--- BEGIN MATERIAL FOR THIS TASK ---

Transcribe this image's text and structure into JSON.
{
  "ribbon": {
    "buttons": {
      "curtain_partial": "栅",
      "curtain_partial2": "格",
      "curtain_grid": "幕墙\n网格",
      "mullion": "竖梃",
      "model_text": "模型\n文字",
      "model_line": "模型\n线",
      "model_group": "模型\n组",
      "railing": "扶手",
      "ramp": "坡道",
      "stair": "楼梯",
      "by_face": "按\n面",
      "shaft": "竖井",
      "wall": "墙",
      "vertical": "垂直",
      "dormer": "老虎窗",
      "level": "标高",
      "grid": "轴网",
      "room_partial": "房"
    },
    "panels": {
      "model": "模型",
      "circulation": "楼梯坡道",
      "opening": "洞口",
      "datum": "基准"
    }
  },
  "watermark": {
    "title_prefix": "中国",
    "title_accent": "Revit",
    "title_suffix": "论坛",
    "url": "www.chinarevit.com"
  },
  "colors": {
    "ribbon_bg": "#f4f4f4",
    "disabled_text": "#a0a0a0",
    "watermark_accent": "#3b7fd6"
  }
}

--- END MATERIAL FOR THIS TASK ---

[REQUEST]
Output every line above without altering anything.

[OUTPUT BELOW]
Transcribe this image's text and structure into JSON.
{
  "ribbon": {
    "buttons": {
      "curtain_partial": "栅",
      "curtain_partial2": "格",
      "curtain_grid": "幕墙\n网格",
      "mullion": "竖梃",
      "model_text": "模型\n文字",
      "model_line": "模型\n线",
      "model_group": "模型\n组",
      "railing": "扶手",
      "ramp": "坡道",
      "stair": "楼梯",
      "by_face": "按\n面",
      "shaft": "竖井",
      "wall": "墙",
      "vertical": "垂直",
      "dormer": "老虎窗",
      "level": "标高",
      "grid": "轴网",
      "room_partial": "房"
    },
    "panels": {
      "model": "模型",
      "circulation": "楼梯坡道",
      "opening": "洞口",
      "datum": "基准"
    }
  },
  "watermark": {
    "title_prefix": "中国",
    "title_accent": "Revit",
    "title_suffix": "论坛",
    "url": "www.chinarevit.com"
  },
  "colors": {
    "ribbon_bg": "#f4f4f4",
    "disabled_text": "#a0a0a0",
    "watermark_accent": "#3b7fd6"
  }
}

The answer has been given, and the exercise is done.